**DIRECTIVE**
Show every line in the entries below where the word "rank" appears.

**SUPPLIED RECORDS**
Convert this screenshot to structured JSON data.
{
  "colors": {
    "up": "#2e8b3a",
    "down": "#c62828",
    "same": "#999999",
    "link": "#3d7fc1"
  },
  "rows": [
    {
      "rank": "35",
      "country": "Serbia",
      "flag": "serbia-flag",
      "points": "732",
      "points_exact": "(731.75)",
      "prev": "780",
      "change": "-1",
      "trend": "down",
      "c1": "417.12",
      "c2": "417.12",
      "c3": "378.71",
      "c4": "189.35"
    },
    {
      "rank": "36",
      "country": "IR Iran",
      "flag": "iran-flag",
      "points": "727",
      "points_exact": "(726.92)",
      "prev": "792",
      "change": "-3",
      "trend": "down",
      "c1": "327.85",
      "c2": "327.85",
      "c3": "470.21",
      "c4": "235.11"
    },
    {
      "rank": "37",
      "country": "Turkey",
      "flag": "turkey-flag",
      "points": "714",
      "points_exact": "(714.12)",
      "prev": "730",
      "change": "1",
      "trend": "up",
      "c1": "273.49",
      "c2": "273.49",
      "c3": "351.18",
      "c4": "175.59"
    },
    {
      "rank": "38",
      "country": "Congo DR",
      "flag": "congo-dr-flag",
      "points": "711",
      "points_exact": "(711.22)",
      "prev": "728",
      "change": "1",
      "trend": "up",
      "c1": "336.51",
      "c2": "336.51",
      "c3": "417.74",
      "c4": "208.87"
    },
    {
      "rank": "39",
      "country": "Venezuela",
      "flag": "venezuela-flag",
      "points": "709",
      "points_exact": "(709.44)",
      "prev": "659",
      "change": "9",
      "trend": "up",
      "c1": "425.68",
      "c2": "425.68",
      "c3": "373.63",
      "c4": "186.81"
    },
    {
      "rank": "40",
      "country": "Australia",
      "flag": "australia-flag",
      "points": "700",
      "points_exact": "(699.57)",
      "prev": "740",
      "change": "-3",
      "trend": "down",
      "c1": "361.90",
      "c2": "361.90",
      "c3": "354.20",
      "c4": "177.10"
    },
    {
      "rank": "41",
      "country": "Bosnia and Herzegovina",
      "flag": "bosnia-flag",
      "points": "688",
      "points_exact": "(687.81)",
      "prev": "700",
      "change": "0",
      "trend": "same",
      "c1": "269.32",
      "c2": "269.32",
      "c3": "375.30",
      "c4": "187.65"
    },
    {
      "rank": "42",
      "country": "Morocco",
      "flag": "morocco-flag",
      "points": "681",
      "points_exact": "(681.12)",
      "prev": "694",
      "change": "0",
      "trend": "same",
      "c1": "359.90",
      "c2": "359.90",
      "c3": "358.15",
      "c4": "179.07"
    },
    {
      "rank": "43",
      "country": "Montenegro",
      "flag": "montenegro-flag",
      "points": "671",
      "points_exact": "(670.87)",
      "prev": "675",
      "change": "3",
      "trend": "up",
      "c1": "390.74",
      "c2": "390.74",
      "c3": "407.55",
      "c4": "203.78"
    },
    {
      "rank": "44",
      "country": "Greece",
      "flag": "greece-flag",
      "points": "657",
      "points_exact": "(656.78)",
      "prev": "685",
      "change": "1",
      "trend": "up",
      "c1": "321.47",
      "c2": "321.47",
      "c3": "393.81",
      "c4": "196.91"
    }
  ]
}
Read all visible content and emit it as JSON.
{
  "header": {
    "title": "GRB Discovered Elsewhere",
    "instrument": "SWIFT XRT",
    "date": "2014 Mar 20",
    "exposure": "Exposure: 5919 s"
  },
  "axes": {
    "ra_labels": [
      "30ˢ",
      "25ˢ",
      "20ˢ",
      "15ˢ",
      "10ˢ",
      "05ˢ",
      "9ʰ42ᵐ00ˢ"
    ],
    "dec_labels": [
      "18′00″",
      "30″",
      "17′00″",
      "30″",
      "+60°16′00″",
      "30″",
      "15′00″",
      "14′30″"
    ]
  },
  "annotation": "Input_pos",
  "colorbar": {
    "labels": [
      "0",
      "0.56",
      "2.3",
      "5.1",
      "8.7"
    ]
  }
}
==
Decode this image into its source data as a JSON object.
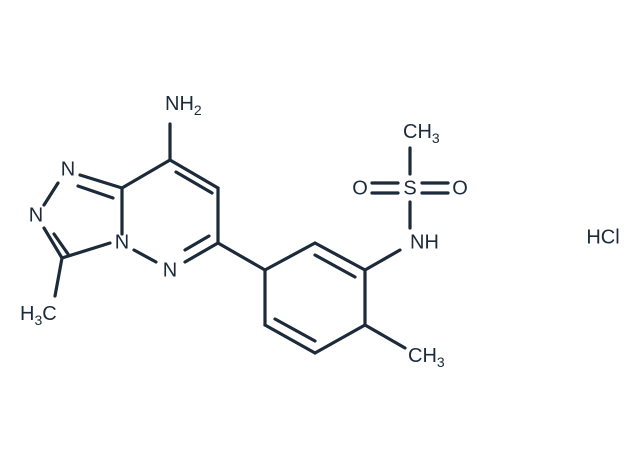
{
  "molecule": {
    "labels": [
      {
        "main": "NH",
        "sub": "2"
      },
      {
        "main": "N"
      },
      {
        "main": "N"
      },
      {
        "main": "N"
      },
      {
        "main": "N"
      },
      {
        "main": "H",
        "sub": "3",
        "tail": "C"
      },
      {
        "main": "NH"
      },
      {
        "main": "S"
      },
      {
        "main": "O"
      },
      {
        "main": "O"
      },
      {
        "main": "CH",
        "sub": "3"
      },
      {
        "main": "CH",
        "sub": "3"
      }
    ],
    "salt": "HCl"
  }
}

**EXPECTED OUTPUT**
      "rank": "35",
      "rank": "36",
      "rank": "37",
      "rank": "38",
      "rank": "39",
      "rank": "40",
      "rank": "41",
      "rank": "42",
      "rank": "43",
      "rank": "44",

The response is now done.